* start *
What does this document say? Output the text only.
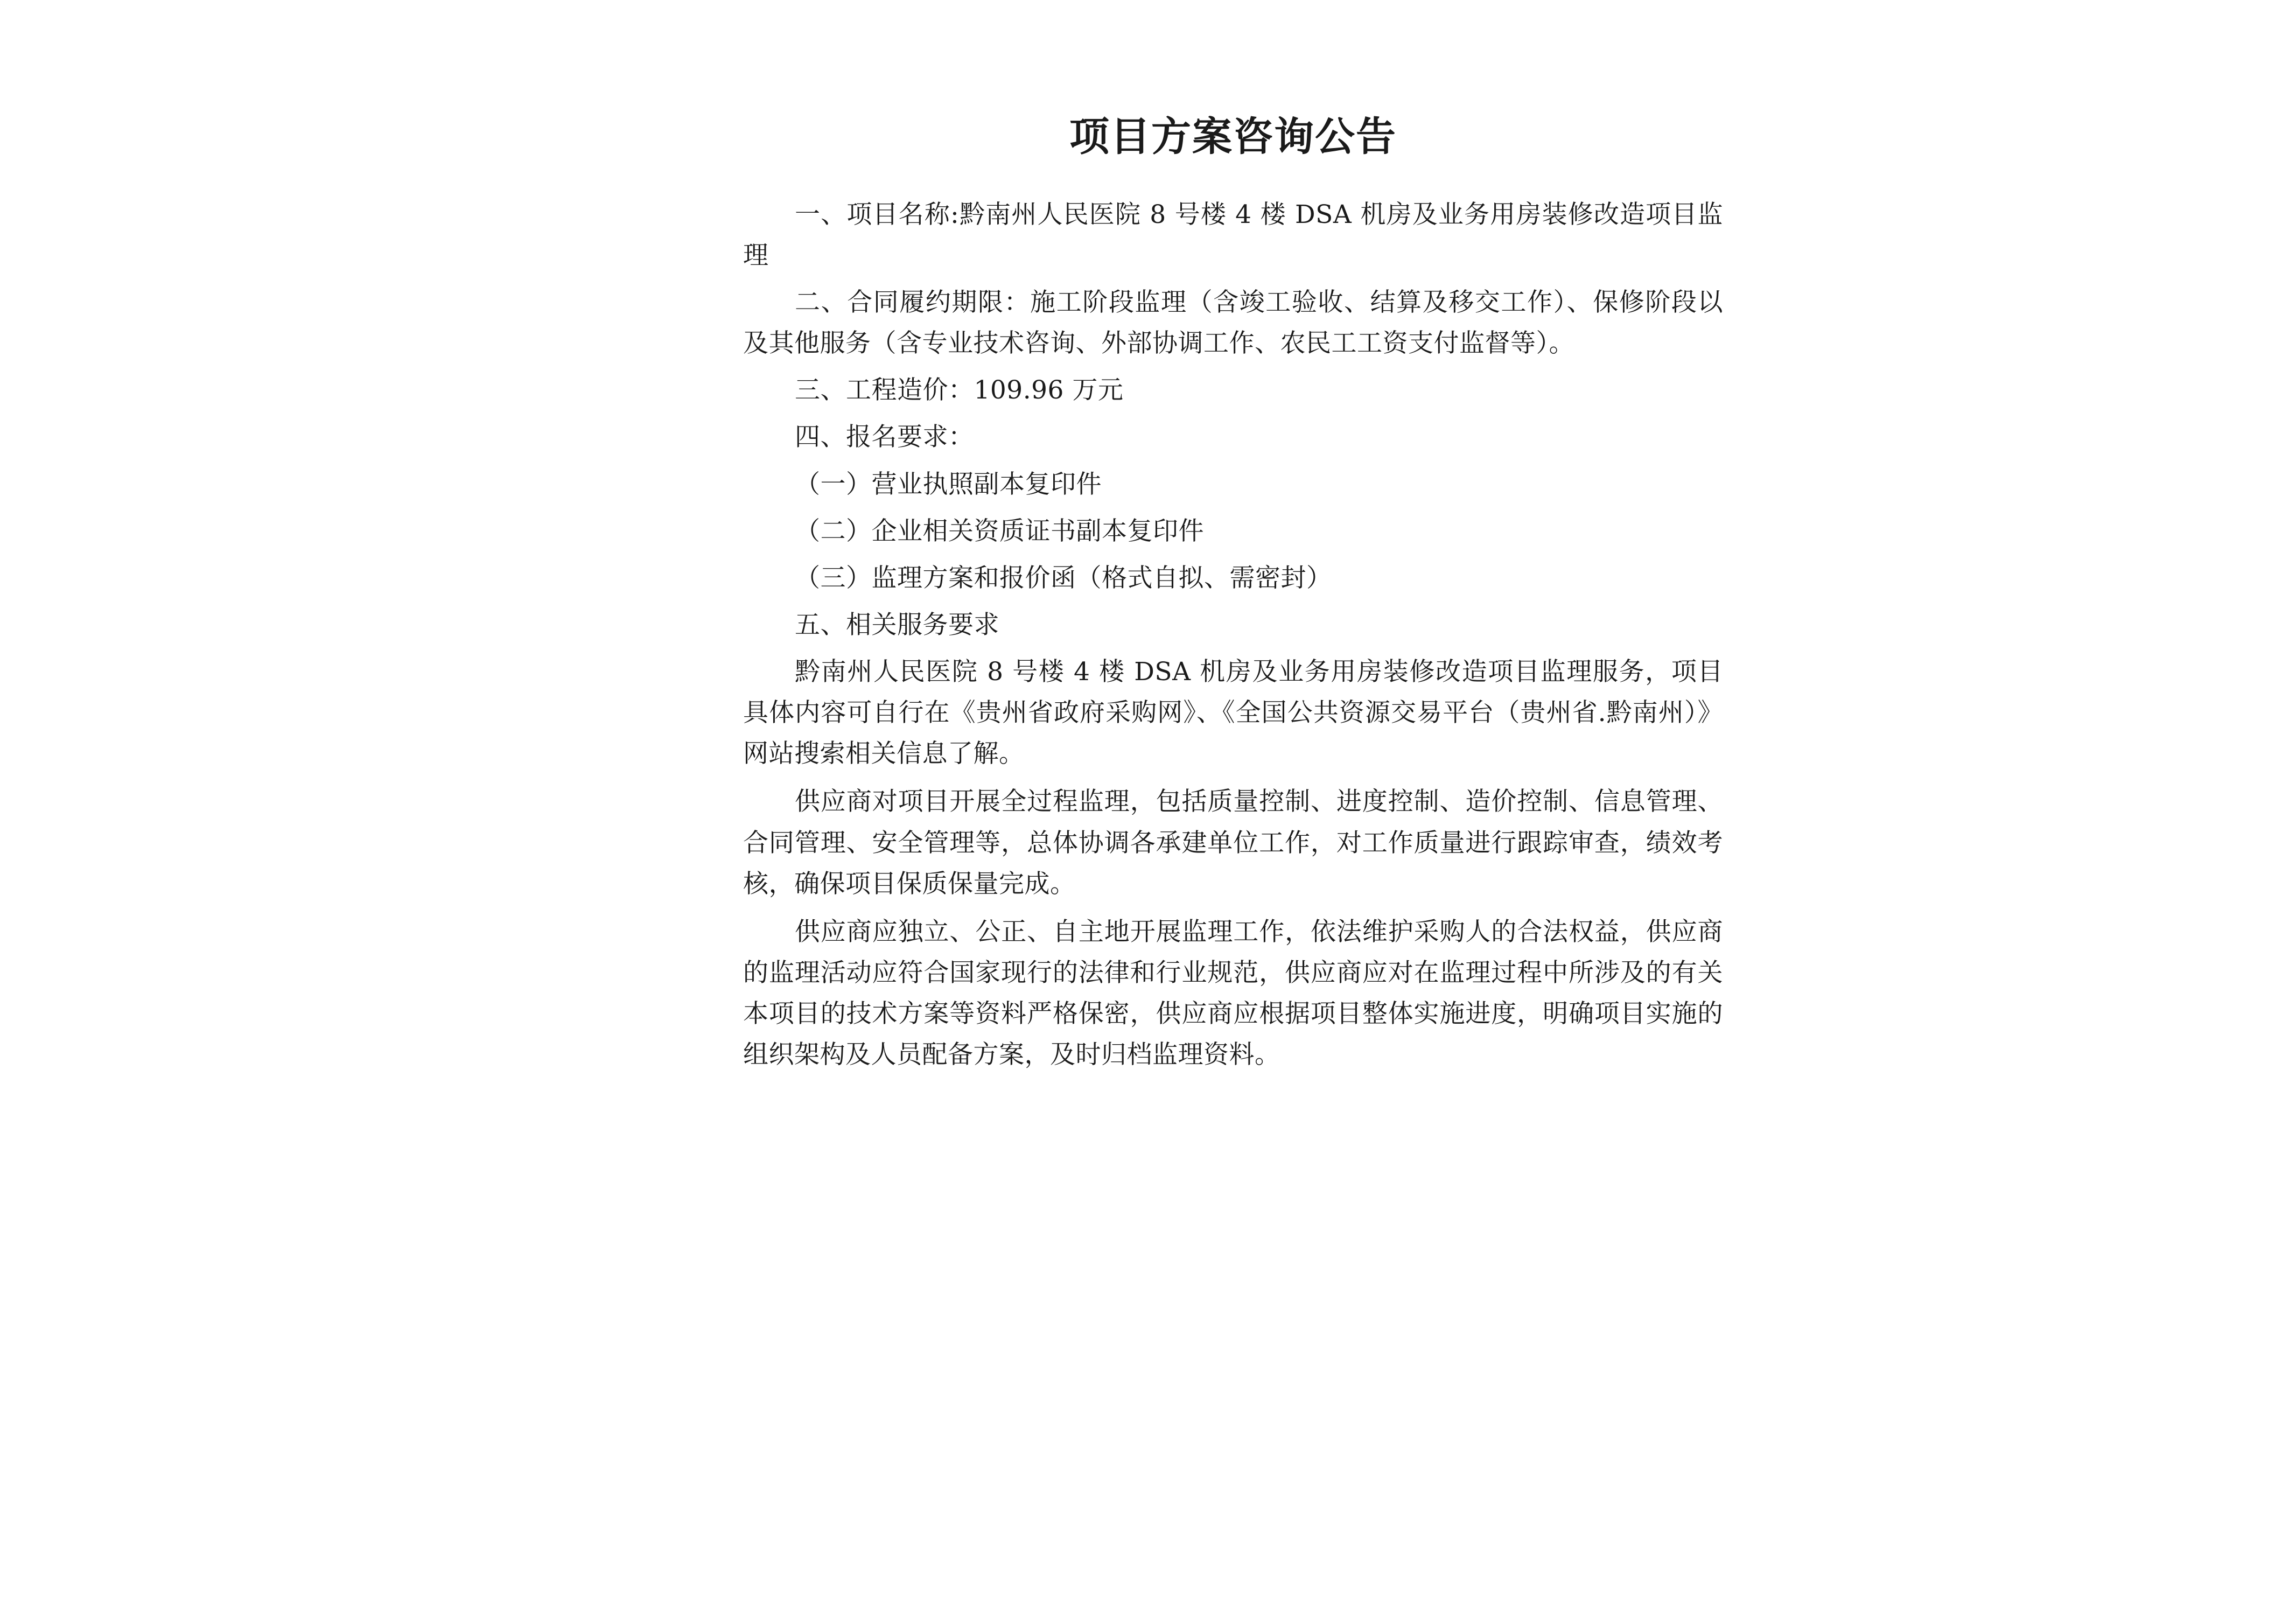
项目方案咨询公告

一、项目名称:黔南州人民医院 8 号楼 4 楼 DSA 机房及业务用房装修改造项目监理

二、合同履约期限：施工阶段监理（含竣工验收、结算及移交工作）、保修阶段以及其他服务（含专业技术咨询、外部协调工作、农民工工资支付监督等）。

三、工程造价：109.96 万元

四、报名要求：

（一）营业执照副本复印件

（二）企业相关资质证书副本复印件

（三）监理方案和报价函（格式自拟、需密封）

五、相关服务要求

黔南州人民医院 8 号楼 4 楼 DSA 机房及业务用房装修改造项目监理服务，项目具体内容可自行在《贵州省政府采购网》、《全国公共资源交易平台（贵州省.黔南州）》网站搜索相关信息了解。

供应商对项目开展全过程监理，包括质量控制、进度控制、造价控制、信息管理、合同管理、安全管理等，总体协调各承建单位工作，对工作质量进行跟踪审查，绩效考核，确保项目保质保量完成。

供应商应独立、公正、自主地开展监理工作，依法维护采购人的合法权益，供应商的监理活动应符合国家现行的法律和行业规范，供应商应对在监理过程中所涉及的有关本项目的技术方案等资料严格保密，供应商应根据项目整体实施进度，明确项目实施的组织架构及人员配备方案，及时归档监理资料。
* end *
**PROBLEM TO WORK ON**
Leave every image out, and retype the material exactly.

**OUTPUT FOR THIS TASK**
What does this document say? Output the text only.
项目方案咨询公告

一、项目名称:黔南州人民医院 8 号楼 4 楼 DSA 机房及业务用房装修改造项目监理

二、合同履约期限：施工阶段监理（含竣工验收、结算及移交工作）、保修阶段以及其他服务（含专业技术咨询、外部协调工作、农民工工资支付监督等）。

三、工程造价：109.96 万元

四、报名要求：

（一）营业执照副本复印件

（二）企业相关资质证书副本复印件

（三）监理方案和报价函（格式自拟、需密封）

五、相关服务要求

黔南州人民医院 8 号楼 4 楼 DSA 机房及业务用房装修改造项目监理服务，项目具体内容可自行在《贵州省政府采购网》、《全国公共资源交易平台（贵州省.黔南州）》网站搜索相关信息了解。

供应商对项目开展全过程监理，包括质量控制、进度控制、造价控制、信息管理、合同管理、安全管理等，总体协调各承建单位工作，对工作质量进行跟踪审查，绩效考核，确保项目保质保量完成。

供应商应独立、公正、自主地开展监理工作，依法维护采购人的合法权益，供应商的监理活动应符合国家现行的法律和行业规范，供应商应对在监理过程中所涉及的有关本项目的技术方案等资料严格保密，供应商应根据项目整体实施进度，明确项目实施的组织架构及人员配备方案，及时归档监理资料。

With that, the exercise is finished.